Direction: Within the records below, find each line that holds the string "ცნება", then copy it.

Records supplied:

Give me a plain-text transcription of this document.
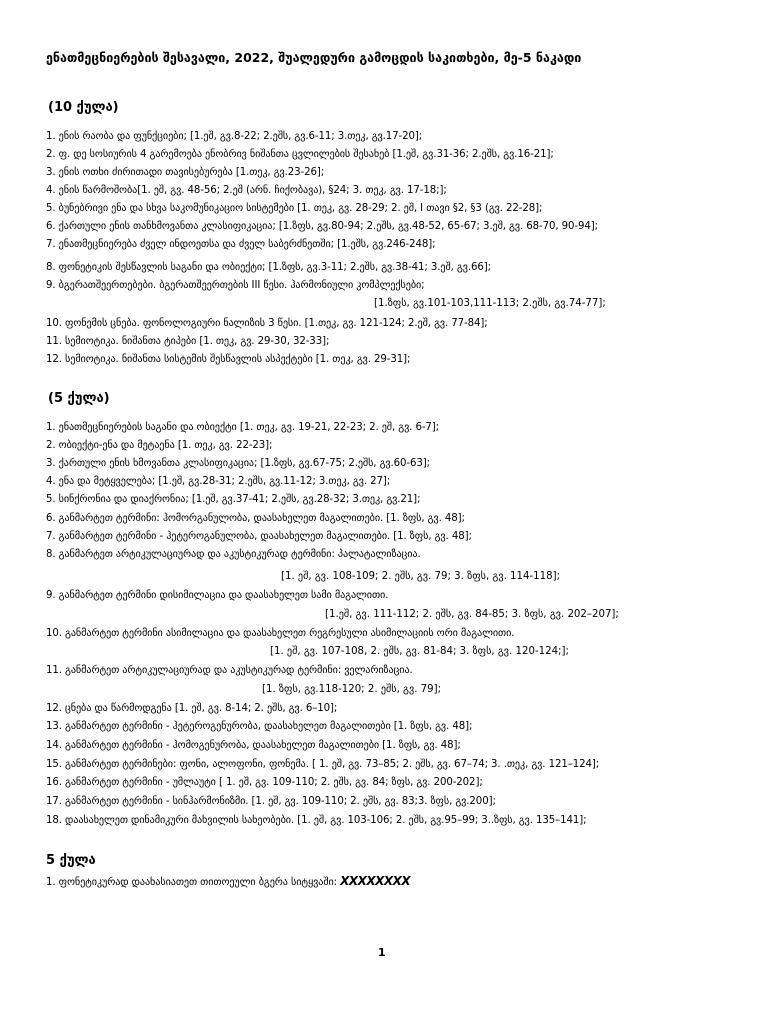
ენათმეცნიერების შესავალი, 2022, შუალედური გამოცდის საკითხები, მე-5 ნაკადი
(10 ქულა)
1. ენის რაობა და ფუნქციები; [1.ეშ, გვ.8-22; 2.ეშს, გვ.6-11; 3.თეკ, გვ.17-20];
2. ფ. დე სოსიურის 4 გარემოება ენობრივ ნიშანთა ცვლილების შესახებ [1.ეშ, გვ.31-36; 2.ეშს, გვ.16-21];
3. ენის ოთხი ძირითადი თავისებურება [1.თეკ, გვ.23-26];
4. ენის წარმოშობა[1. ეშ, გვ. 48-56; 2.ეშ (არნ. ჩიქობავა), §24; 3. თეკ, გვ. 17-18;];
5. ბუნებრივი ენა და სხვა საკომუნიკაციო სისტემები [1. თეკ, გვ. 28-29; 2. ეშ, I თავი §2, §3 (გვ. 22-28];
6. ქართული ენის თანხმოვანთა კლასიფიკაცია; [1.ზფს, გვ.80-94; 2.ეშს, გვ.48-52, 65-67; 3.ეშ, გვ. 68-70, 90-94];
7. ენათმეცნიერება ძველ ინდოეთსა და ძველ საბერძნეთში; [1.ეშს, გვ.246-248];
8. ფონეტიკის შესწავლის საგანი და ობიექტი; [1.ზფს, გვ.3-11; 2.ეშს, გვ.38-41; 3.ეშ, გვ.66];
9. ბგერათშეერთებები. ბგერათშეერთების III წესი. ჰარმონიული კომპლექსები;
[1.ზფს, გვ.101-103,111-113; 2.ეშს, გვ.74-77];
10. ფონემის ცნება. ფონოლოგიური ნალიზის 3 წესი. [1.თეკ, გვ. 121-124; 2.ეშ, გვ. 77-84];
11. სემიოტიკა. ნიშანთა ტიპები [1. თეკ, გვ. 29-30, 32-33];
12. სემიოტიკა. ნიშანთა სისტემის შესწავლის ასპექტები [1. თეკ, გვ. 29-31];
(5 ქულა)
1. ენათმეცნიერების საგანი და ობიექტი [1. თეკ, გვ. 19-21, 22-23; 2. ეშ, გვ. 6-7];
2. ობიექტი-ენა და მეტაენა [1. თეკ, გვ. 22-23];
3. ქართული ენის ხმოვანთა კლასიფიკაცია; [1.ზფს, გვ.67-75; 2.ეშს, გვ.60-63];
4. ენა და მეტყველება; [1.ეშ, გვ.28-31; 2.ეშს, გვ.11-12; 3.თეკ, გვ. 27];
5. სინქრონია და დიაქრონია; [1.ეშ, გვ.37-41; 2.ეშს, გვ.28-32; 3.თეკ, გვ.21];
6. განმარტეთ ტერმინი: ჰომორგანულობა, დაასახელეთ მაგალითები. [1. ზფს, გვ. 48];
7. განმარტეთ ტერმინი - ჰეტეროგანულობა, დაასახელეთ მაგალითები. [1. ზფს, გვ. 48];
8. განმარტეთ არტიკულაციურად და აკუსტიკურად ტერმინი: პალატალიზაცია.
[1. ეშ, გვ. 108-109; 2. ეშს, გვ. 79; 3. ზფს, გვ. 114-118];
9. განმარტეთ ტერმინი დისიმილაცია და დაასახელეთ სამი მაგალითი.
[1.ეშ, გვ. 111-112; 2. ეშს, გვ. 84-85; 3. ზფს, გვ. 202–207];
10. განმარტეთ ტერმინი ასიმილაცია და დაასახელეთ რეგრესული ასიმილაციის ორი მაგალითი.
[1. ეშ, გვ. 107-108, 2. ეშს, გვ. 81-84; 3. ზფს, გვ. 120-124;];
11. განმარტეთ არტიკულაციურად და აკუსტიკურად ტერმინი: ველარიზაცია.
[1. ზფს, გვ.118-120; 2. ეშს, გვ. 79];
12. ცნება და წარმოდგენა [1. ეშ, გვ. 8-14; 2. ეშს, გვ. 6–10];
13. განმარტეთ ტერმინი - ჰეტეროგენურობა, დაასახელეთ მაგალითები [1. ზფს, გვ. 48];
14. განმარტეთ ტერმინი - ჰომოგენურობა, დაასახელეთ მაგალითები [1. ზფს, გვ. 48];
15. განმარტეთ ტერმინები: ფონი, ალოფონი, ფონემა. [ 1. ეშ, გვ. 73–85; 2. ეშს, გვ. 67–74; 3. .თეკ, გვ. 121–124];
16. განმარტეთ ტერმინი - უმლაუტი [ 1. ეშ, გვ. 109-110; 2. ეშს, გვ. 84; ზფს, გვ. 200-202];
17. განმარტეთ ტერმინი - სინჰარმონიზმი. [1. ეშ, გვ. 109-110; 2. ეშს, გვ. 83;3. ზფს, გვ.200];
18. დაასახელეთ დინამიკური მახვილის სახეობები. [1. ეშ, გვ. 103-106; 2. ეშს, გვ.95–99; 3..ზფს, გვ. 135–141];
5 ქულა
1. ფონეტიკურად დაახასიათეთ თითოეული ბგერა სიტყვაში: XXXXXXXX
1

Answer in full:
10. ფონემის ცნება. ფონოლოგიური ნალიზის 3 წესი. [1.თეკ, გვ. 121-124; 2.ეშ, გვ. 77-84];
12. ცნება და წარმოდგენა [1. ეშ, გვ. 8-14; 2. ეშს, გვ. 6–10];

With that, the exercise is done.